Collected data

★ ★ ★ ★ ★ ★ ★

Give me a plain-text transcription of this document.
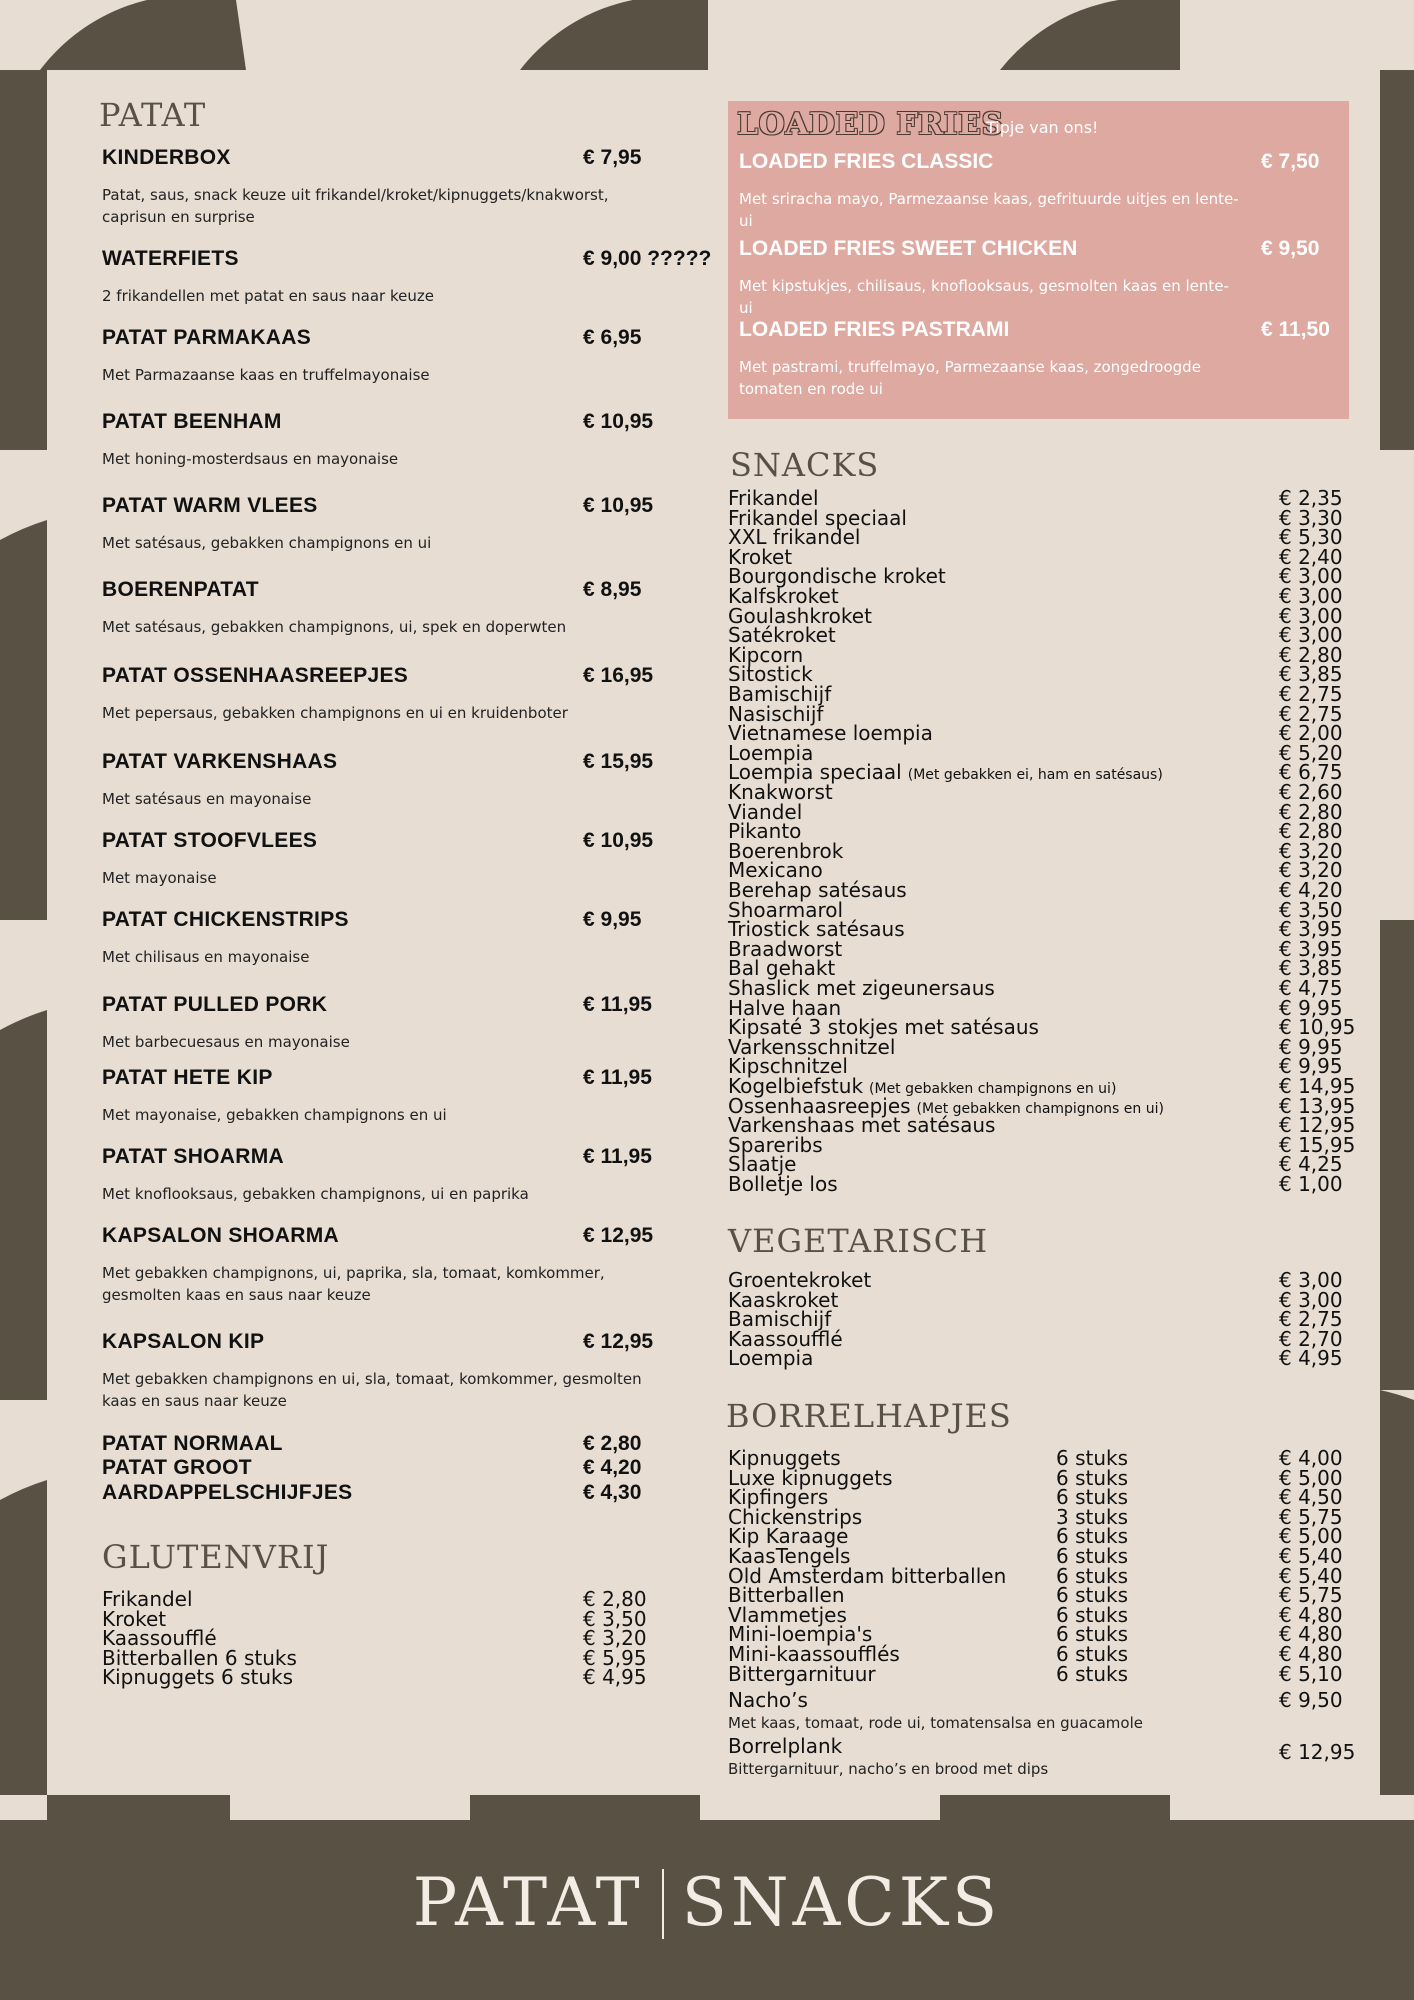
PATAT
KINDERBOX	€ 7,95
Patat, saus, snack keuze uit frikandel/kroket/kipnuggets/knakworst, caprisun en surprise
WATERFIETS	€ 9,00 ?????
2 frikandellen met patat en saus naar keuze
PATAT PARMAKAAS	€ 6,95
Met Parmazaanse kaas en truffelmayonaise
PATAT BEENHAM	€ 10,95
Met honing-mosterdsaus en mayonaise
PATAT WARM VLEES	€ 10,95
Met satésaus, gebakken champignons en ui
BOERENPATAT	€ 8,95
Met satésaus, gebakken champignons, ui, spek en doperwten
PATAT OSSENHAASREEPJES	€ 16,95
Met pepersaus, gebakken champignons en ui en kruidenboter
PATAT VARKENSHAAS	€ 15,95
Met satésaus en mayonaise
PATAT STOOFVLEES	€ 10,95
Met mayonaise
PATAT CHICKENSTRIPS	€ 9,95
Met chilisaus en mayonaise
PATAT PULLED PORK	€ 11,95
Met barbecuesaus en mayonaise
PATAT HETE KIP	€ 11,95
Met mayonaise, gebakken champignons en ui
PATAT SHOARMA	€ 11,95
Met knoflooksaus, gebakken champignons, ui en paprika
KAPSALON SHOARMA	€ 12,95
Met gebakken champignons, ui, paprika, sla, tomaat, komkommer, gesmolten kaas en saus naar keuze
KAPSALON KIP	€ 12,95
Met gebakken champignons en ui, sla, tomaat, komkommer, gesmolten kaas en saus naar keuze
PATAT NORMAAL	€ 2,80
PATAT GROOT	€ 4,20
AARDAPPELSCHIJFJES	€ 4,30
GLUTENVRIJ
Frikandel	€ 2,80
Kroket	€ 3,50
Kaassoufflé	€ 3,20
Bitterballen 6 stuks	€ 5,95
Kipnuggets 6 stuks	€ 4,95
LOADED FRIES
Tipje van ons!
LOADED FRIES CLASSIC	€ 7,50
Met sriracha mayo, Parmezaanse kaas, gefrituurde uitjes en lente-ui
LOADED FRIES SWEET CHICKEN	€ 9,50
Met kipstukjes, chilisaus, knoflooksaus, gesmolten kaas en lente-ui
LOADED FRIES PASTRAMI	€ 11,50
Met pastrami, truffelmayo, Parmezaanse kaas, zongedroogde tomaten en rode ui
SNACKS
Frikandel	€ 2,35
Frikandel speciaal	€ 3,30
XXL frikandel	€ 5,30
Kroket	€ 2,40
Bourgondische kroket	€ 3,00
Kalfskroket	€ 3,00
Goulashkroket	€ 3,00
Satékroket	€ 3,00
Kipcorn	€ 2,80
Sitostick	€ 3,85
Bamischijf	€ 2,75
Nasischijf	€ 2,75
Vietnamese loempia	€ 2,00
Loempia	€ 5,20
Loempia speciaal (Met gebakken ei, ham en satésaus)	€ 6,75
Knakworst	€ 2,60
Viandel	€ 2,80
Pikanto	€ 2,80
Boerenbrok	€ 3,20
Mexicano	€ 3,20
Berehap satésaus	€ 4,20
Shoarmarol	€ 3,50
Triostick satésaus	€ 3,95
Braadworst	€ 3,95
Bal gehakt	€ 3,85
Shaslick met zigeunersaus	€ 4,75
Halve haan	€ 9,95
Kipsaté 3 stokjes met satésaus	€ 10,95
Varkensschnitzel	€ 9,95
Kipschnitzel	€ 9,95
Kogelbiefstuk (Met gebakken champignons en ui)	€ 14,95
Ossenhaasreepjes (Met gebakken champignons en ui)	€ 13,95
Varkenshaas met satésaus	€ 12,95
Spareribs	€ 15,95
Slaatje	€ 4,25
Bolletje los	€ 1,00
VEGETARISCH
Groentekroket	€ 3,00
Kaaskroket	€ 3,00
Bamischijf	€ 2,75
Kaassoufflé	€ 2,70
Loempia	€ 4,95
BORRELHAPJES
Kipnuggets	6 stuks	€ 4,00
Luxe kipnuggets	6 stuks	€ 5,00
Kipfingers	6 stuks	€ 4,50
Chickenstrips	3 stuks	€ 5,75
Kip Karaage	6 stuks	€ 5,00
KaasTengels	6 stuks	€ 5,40
Old Amsterdam bitterballen 6 stuks	€ 5,40
Bitterballen	6 stuks	€ 5,75
Vlammetjes	6 stuks	€ 4,80
Mini-loempia's	6 stuks	€ 4,80
Mini-kaassoufflés	6 stuks	€ 4,80
Bittergarnituur	6 stuks	€ 5,10
Nacho’s	€ 9,50
Met kaas, tomaat, rode ui, tomatensalsa en guacamole
Borrelplank	€ 12,95
Bittergarnituur, nacho’s en brood met dips
PATAT SNACKS
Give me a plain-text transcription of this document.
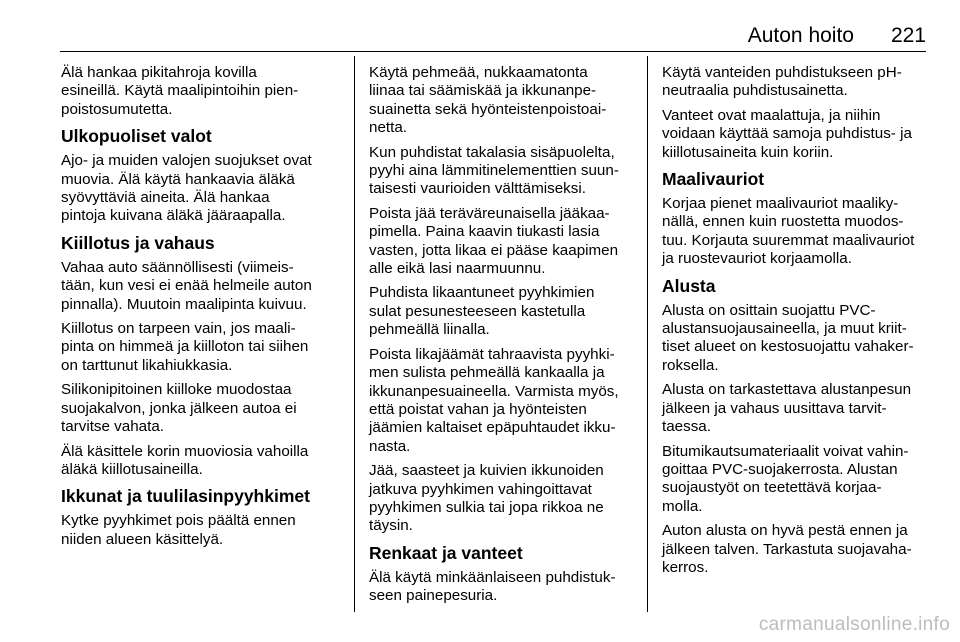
Auton hoito 221
Älä hankaa pikitahroja kovilla
esineillä. Käytä maalipintoihin pien-
poistosumutetta.
Ulkopuoliset valot
Ajo- ja muiden valojen suojukset ovat
muovia. Älä käytä hankaavia äläkä
syövyttäviä aineita. Älä hankaa
pintoja kuivana äläkä jääraapalla.
Kiillotus ja vahaus
Vahaa auto säännöllisesti (viimeis-
tään, kun vesi ei enää helmeile auton
pinnalla). Muutoin maalipinta kuivuu.
Kiillotus on tarpeen vain, jos maali-
pinta on himmeä ja kiilloton tai siihen
on tarttunut likahiukkasia.
Silikonipitoinen kiilloke muodostaa
suojakalvon, jonka jälkeen autoa ei
tarvitse vahata.
Älä käsittele korin muoviosia vahoilla
äläkä kiillotusaineilla.
Ikkunat ja tuulilasinpyyhkimet
Kytke pyyhkimet pois päältä ennen
niiden alueen käsittelyä.
Käytä pehmeää, nukkaamatonta
liinaa tai säämiskää ja ikkunanpe-
suainetta sekä hyönteistenpoistoai-
netta.
Kun puhdistat takalasia sisäpuolelta,
pyyhi aina lämmitinelementtien suun-
taisesti vaurioiden välttämiseksi.
Poista jää teräväreunaisella jääkaa-
pimella. Paina kaavin tiukasti lasia
vasten, jotta likaa ei pääse kaapimen
alle eikä lasi naarmuunnu.
Puhdista likaantuneet pyyhkimien
sulat pesunesteeseen kastetulla
pehmeällä liinalla.
Poista likajäämät tahraavista pyyhki-
men sulista pehmeällä kankaalla ja
ikkunanpesuaineella. Varmista myös,
että poistat vahan ja hyönteisten
jäämien kaltaiset epäpuhtaudet ikku-
nasta.
Jää, saasteet ja kuivien ikkunoiden
jatkuva pyyhkimen vahingoittavat
pyyhkimen sulkia tai jopa rikkoa ne
täysin.
Renkaat ja vanteet
Älä käytä minkäänlaiseen puhdistuk-
seen painepesuria.
Käytä vanteiden puhdistukseen pH-
neutraalia puhdistusainetta.
Vanteet ovat maalattuja, ja niihin
voidaan käyttää samoja puhdistus- ja
kiillotusaineita kuin koriin.
Maalivauriot
Korjaa pienet maalivauriot maaliky-
nällä, ennen kuin ruostetta muodos-
tuu. Korjauta suuremmat maalivauriot
ja ruostevauriot korjaamolla.
Alusta
Alusta on osittain suojattu PVC-
alustansuojausaineella, ja muut kriit-
tiset alueet on kestosuojattu vahaker-
roksella.
Alusta on tarkastettava alustanpesun
jälkeen ja vahaus uusittava tarvit-
taessa.
Bitumikautsumateriaalit voivat vahin-
goittaa PVC-suojakerrosta. Alustan
suojaustyöt on teetettävä korjaa-
molla.
Auton alusta on hyvä pestä ennen ja
jälkeen talven. Tarkastuta suojavaha-
kerros.
carmanualsonline.info
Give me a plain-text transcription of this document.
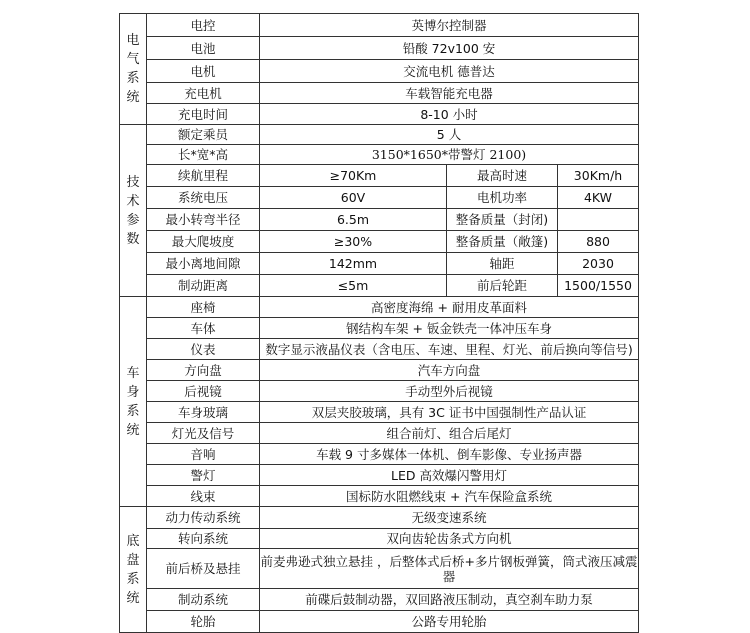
电气系统	电控	英博尔控制器		
	电池	铅酸 72v100 安		
	电机	交流电机 德普达		
	充电机	车载智能充电器		
	充电时间	8-10 小时		
技术参数	额定乘员	5 人		
	长*宽*高	3150*1650*带警灯 2100)		
	续航里程	≥70Km	最高时速	30Km/h
	系统电压	60V	电机功率	4KW
	最小转弯半径	6.5m	整备质量（封闭)	
	最大爬坡度	≥30%	整备质量（敞篷)	880
	最小离地间隙	142mm	轴距	2030
	制动距离	≤5m	前后轮距	1500/1550
车身系统	座椅	高密度海绵 + 耐用皮革面料		
	车体	钢结构车架 + 钣金铁壳一体冲压车身		
	仪表	数字显示液晶仪表（含电压、车速、里程、灯光、前后换向等信号)		
	方向盘	汽车方向盘		
	后视镜	手动型外后视镜		
	车身玻璃	双层夹胶玻璃，具有 3C 证书中国强制性产品认证		
	灯光及信号	组合前灯、组合后尾灯		
	音响	车载 9 寸多媒体一体机、倒车影像、专业扬声器		
	警灯	LED 高效爆闪警用灯		
	线束	国标防水阻燃线束 + 汽车保险盒系统		
底盘系统	动力传动系统	无级变速系统		
	转向系统	双向齿轮齿条式方向机		
	前后桥及悬挂	前麦弗逊式独立悬挂 ，后整体式后桥+多片钢板弹簧，筒式液压减震器		
	制动系统	前碟后鼓制动器，双回路液压制动，真空刹车助力泵		
	轮胎	公路专用轮胎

★ ★ ★ ★ ★ ★ ★

:: Task goal ::
Go through the material line by line. Show each line that contains the string "satésaus".

:: Task answer ::
Met satésaus, gebakken champignons en ui
Met satésaus, gebakken champignons, ui, spek en doperwten
Met satésaus en mayonaise
Loempia speciaal (Met gebakken ei, ham en satésaus)	€ 6,75
Berehap satésaus	€ 4,20
Triostick satésaus	€ 3,95
Kipsaté 3 stokjes met satésaus	€ 10,95
Varkenshaas met satésaus	€ 12,95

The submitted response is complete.